_SHORT TASK_: Can all of these lines be returned exactly?

* start SUPPLIED MATERIAL *

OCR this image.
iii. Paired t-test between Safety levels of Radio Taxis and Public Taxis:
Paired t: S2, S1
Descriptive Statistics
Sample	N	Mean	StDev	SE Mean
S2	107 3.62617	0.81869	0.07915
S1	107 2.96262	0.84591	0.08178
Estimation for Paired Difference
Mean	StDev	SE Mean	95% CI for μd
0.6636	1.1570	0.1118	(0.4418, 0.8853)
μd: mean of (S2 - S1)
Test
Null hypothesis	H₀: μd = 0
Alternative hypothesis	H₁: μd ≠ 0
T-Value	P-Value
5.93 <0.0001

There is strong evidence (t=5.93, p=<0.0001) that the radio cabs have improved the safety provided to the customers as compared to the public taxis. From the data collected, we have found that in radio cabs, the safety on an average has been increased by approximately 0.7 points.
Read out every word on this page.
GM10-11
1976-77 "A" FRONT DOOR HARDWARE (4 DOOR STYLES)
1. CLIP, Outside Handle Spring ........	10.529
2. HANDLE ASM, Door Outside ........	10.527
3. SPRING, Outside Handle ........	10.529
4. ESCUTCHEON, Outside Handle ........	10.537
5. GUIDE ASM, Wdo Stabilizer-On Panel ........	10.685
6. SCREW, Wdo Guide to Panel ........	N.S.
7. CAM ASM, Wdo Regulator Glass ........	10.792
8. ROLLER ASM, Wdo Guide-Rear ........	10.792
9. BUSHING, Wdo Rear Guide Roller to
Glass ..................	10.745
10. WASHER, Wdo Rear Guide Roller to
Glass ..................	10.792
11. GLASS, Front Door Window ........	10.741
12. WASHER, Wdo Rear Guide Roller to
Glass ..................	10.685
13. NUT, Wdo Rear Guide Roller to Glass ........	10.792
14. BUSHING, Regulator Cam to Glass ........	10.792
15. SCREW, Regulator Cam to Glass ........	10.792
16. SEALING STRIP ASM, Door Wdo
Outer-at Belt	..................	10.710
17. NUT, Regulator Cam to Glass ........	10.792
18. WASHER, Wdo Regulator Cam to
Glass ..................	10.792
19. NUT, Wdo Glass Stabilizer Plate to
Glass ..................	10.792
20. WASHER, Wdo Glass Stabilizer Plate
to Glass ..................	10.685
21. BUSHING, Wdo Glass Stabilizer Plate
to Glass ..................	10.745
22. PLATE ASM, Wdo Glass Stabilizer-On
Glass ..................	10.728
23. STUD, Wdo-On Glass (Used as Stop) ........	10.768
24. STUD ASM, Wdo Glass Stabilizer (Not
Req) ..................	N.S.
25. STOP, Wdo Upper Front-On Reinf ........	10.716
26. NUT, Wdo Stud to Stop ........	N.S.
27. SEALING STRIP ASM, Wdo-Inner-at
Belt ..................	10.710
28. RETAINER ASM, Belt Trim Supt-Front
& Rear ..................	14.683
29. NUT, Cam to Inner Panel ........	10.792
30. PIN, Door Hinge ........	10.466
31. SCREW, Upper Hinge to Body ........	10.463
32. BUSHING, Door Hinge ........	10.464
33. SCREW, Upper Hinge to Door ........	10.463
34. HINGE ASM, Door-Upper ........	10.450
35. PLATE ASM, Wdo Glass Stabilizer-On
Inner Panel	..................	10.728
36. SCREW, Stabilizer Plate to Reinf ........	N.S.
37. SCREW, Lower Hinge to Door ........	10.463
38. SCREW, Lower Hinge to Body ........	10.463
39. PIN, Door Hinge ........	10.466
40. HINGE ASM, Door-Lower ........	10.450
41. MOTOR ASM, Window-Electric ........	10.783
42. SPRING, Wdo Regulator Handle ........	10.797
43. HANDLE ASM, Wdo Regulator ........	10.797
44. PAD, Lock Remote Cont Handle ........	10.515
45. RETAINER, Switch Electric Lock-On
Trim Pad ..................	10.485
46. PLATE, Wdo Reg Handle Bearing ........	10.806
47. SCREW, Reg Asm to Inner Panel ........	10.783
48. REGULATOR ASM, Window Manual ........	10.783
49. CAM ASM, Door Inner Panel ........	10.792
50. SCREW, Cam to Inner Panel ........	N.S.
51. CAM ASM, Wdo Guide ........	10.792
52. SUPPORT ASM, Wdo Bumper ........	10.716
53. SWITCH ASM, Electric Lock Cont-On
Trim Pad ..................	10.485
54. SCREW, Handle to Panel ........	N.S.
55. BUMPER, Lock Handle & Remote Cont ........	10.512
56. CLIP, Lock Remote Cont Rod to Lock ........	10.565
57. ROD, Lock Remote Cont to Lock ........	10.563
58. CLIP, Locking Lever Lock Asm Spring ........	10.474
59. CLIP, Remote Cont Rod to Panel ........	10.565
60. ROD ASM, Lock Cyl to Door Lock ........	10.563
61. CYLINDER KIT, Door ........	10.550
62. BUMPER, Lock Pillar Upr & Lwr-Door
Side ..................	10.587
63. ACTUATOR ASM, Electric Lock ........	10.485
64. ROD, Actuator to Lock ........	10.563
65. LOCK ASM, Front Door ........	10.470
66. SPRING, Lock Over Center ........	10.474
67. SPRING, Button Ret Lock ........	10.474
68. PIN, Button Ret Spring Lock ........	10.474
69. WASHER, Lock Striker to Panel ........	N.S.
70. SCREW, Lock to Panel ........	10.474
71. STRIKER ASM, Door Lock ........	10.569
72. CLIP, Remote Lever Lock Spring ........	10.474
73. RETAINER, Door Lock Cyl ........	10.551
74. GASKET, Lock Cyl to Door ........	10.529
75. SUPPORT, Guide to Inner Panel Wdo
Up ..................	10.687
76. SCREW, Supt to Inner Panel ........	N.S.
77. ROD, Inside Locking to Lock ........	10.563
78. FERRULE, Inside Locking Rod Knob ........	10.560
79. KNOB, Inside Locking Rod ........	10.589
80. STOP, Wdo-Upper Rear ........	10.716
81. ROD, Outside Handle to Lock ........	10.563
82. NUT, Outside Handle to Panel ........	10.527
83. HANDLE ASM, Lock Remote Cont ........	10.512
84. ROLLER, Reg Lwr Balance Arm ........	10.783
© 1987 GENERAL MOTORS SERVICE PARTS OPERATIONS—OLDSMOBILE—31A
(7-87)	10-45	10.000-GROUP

* end SUPPLIED MATERIAL *

_FINAL RESULT_:
OCR this image.
iii. Paired t-test between Safety levels of Radio Taxis and Public Taxis:
Paired t: S2, S1
Descriptive Statistics
Sample	N	Mean	StDev	SE Mean
S2	107 3.62617	0.81869	0.07915
S1	107 2.96262	0.84591	0.08178
Estimation for Paired Difference
Mean	StDev	SE Mean	95% CI for μd
0.6636	1.1570	0.1118	(0.4418, 0.8853)
μd: mean of (S2 - S1)
Test
Null hypothesis	H₀: μd = 0
Alternative hypothesis	H₁: μd ≠ 0
T-Value	P-Value
5.93 <0.0001

There is strong evidence (t=5.93, p=<0.0001) that the radio cabs have improved the safety provided to the customers as compared to the public taxis. From the data collected, we have found that in radio cabs, the safety on an average has been increased by approximately 0.7 points.
Read out every word on this page.
GM10-11
1976-77 "A" FRONT DOOR HARDWARE (4 DOOR STYLES)
1. CLIP, Outside Handle Spring ........	10.529
2. HANDLE ASM, Door Outside ........	10.527
3. SPRING, Outside Handle ........	10.529
4. ESCUTCHEON, Outside Handle ........	10.537
5. GUIDE ASM, Wdo Stabilizer-On Panel ........	10.685
6. SCREW, Wdo Guide to Panel ........	N.S.
7. CAM ASM, Wdo Regulator Glass ........	10.792
8. ROLLER ASM, Wdo Guide-Rear ........	10.792
9. BUSHING, Wdo Rear Guide Roller to
Glass ..................	10.745
10. WASHER, Wdo Rear Guide Roller to
Glass ..................	10.792
11. GLASS, Front Door Window ........	10.741
12. WASHER, Wdo Rear Guide Roller to
Glass ..................	10.685
13. NUT, Wdo Rear Guide Roller to Glass ........	10.792
14. BUSHING, Regulator Cam to Glass ........	10.792
15. SCREW, Regulator Cam to Glass ........	10.792
16. SEALING STRIP ASM, Door Wdo
Outer-at Belt	..................	10.710
17. NUT, Regulator Cam to Glass ........	10.792
18. WASHER, Wdo Regulator Cam to
Glass ..................	10.792
19. NUT, Wdo Glass Stabilizer Plate to
Glass ..................	10.792
20. WASHER, Wdo Glass Stabilizer Plate
to Glass ..................	10.685
21. BUSHING, Wdo Glass Stabilizer Plate
to Glass ..................	10.745
22. PLATE ASM, Wdo Glass Stabilizer-On
Glass ..................	10.728
23. STUD, Wdo-On Glass (Used as Stop) ........	10.768
24. STUD ASM, Wdo Glass Stabilizer (Not
Req) ..................	N.S.
25. STOP, Wdo Upper Front-On Reinf ........	10.716
26. NUT, Wdo Stud to Stop ........	N.S.
27. SEALING STRIP ASM, Wdo-Inner-at
Belt ..................	10.710
28. RETAINER ASM, Belt Trim Supt-Front
& Rear ..................	14.683
29. NUT, Cam to Inner Panel ........	10.792
30. PIN, Door Hinge ........	10.466
31. SCREW, Upper Hinge to Body ........	10.463
32. BUSHING, Door Hinge ........	10.464
33. SCREW, Upper Hinge to Door ........	10.463
34. HINGE ASM, Door-Upper ........	10.450
35. PLATE ASM, Wdo Glass Stabilizer-On
Inner Panel	..................	10.728
36. SCREW, Stabilizer Plate to Reinf ........	N.S.
37. SCREW, Lower Hinge to Door ........	10.463
38. SCREW, Lower Hinge to Body ........	10.463
39. PIN, Door Hinge ........	10.466
40. HINGE ASM, Door-Lower ........	10.450
41. MOTOR ASM, Window-Electric ........	10.783
42. SPRING, Wdo Regulator Handle ........	10.797
43. HANDLE ASM, Wdo Regulator ........	10.797
44. PAD, Lock Remote Cont Handle ........	10.515
45. RETAINER, Switch Electric Lock-On
Trim Pad ..................	10.485
46. PLATE, Wdo Reg Handle Bearing ........	10.806
47. SCREW, Reg Asm to Inner Panel ........	10.783
48. REGULATOR ASM, Window Manual ........	10.783
49. CAM ASM, Door Inner Panel ........	10.792
50. SCREW, Cam to Inner Panel ........	N.S.
51. CAM ASM, Wdo Guide ........	10.792
52. SUPPORT ASM, Wdo Bumper ........	10.716
53. SWITCH ASM, Electric Lock Cont-On
Trim Pad ..................	10.485
54. SCREW, Handle to Panel ........	N.S.
55. BUMPER, Lock Handle & Remote Cont ........	10.512
56. CLIP, Lock Remote Cont Rod to Lock ........	10.565
57. ROD, Lock Remote Cont to Lock ........	10.563
58. CLIP, Locking Lever Lock Asm Spring ........	10.474
59. CLIP, Remote Cont Rod to Panel ........	10.565
60. ROD ASM, Lock Cyl to Door Lock ........	10.563
61. CYLINDER KIT, Door ........	10.550
62. BUMPER, Lock Pillar Upr & Lwr-Door
Side ..................	10.587
63. ACTUATOR ASM, Electric Lock ........	10.485
64. ROD, Actuator to Lock ........	10.563
65. LOCK ASM, Front Door ........	10.470
66. SPRING, Lock Over Center ........	10.474
67. SPRING, Button Ret Lock ........	10.474
68. PIN, Button Ret Spring Lock ........	10.474
69. WASHER, Lock Striker to Panel ........	N.S.
70. SCREW, Lock to Panel ........	10.474
71. STRIKER ASM, Door Lock ........	10.569
72. CLIP, Remote Lever Lock Spring ........	10.474
73. RETAINER, Door Lock Cyl ........	10.551
74. GASKET, Lock Cyl to Door ........	10.529
75. SUPPORT, Guide to Inner Panel Wdo
Up ..................	10.687
76. SCREW, Supt to Inner Panel ........	N.S.
77. ROD, Inside Locking to Lock ........	10.563
78. FERRULE, Inside Locking Rod Knob ........	10.560
79. KNOB, Inside Locking Rod ........	10.589
80. STOP, Wdo-Upper Rear ........	10.716
81. ROD, Outside Handle to Lock ........	10.563
82. NUT, Outside Handle to Panel ........	10.527
83. HANDLE ASM, Lock Remote Cont ........	10.512
84. ROLLER, Reg Lwr Balance Arm ........	10.783
© 1987 GENERAL MOTORS SERVICE PARTS OPERATIONS—OLDSMOBILE—31A
(7-87)	10-45	10.000-GROUP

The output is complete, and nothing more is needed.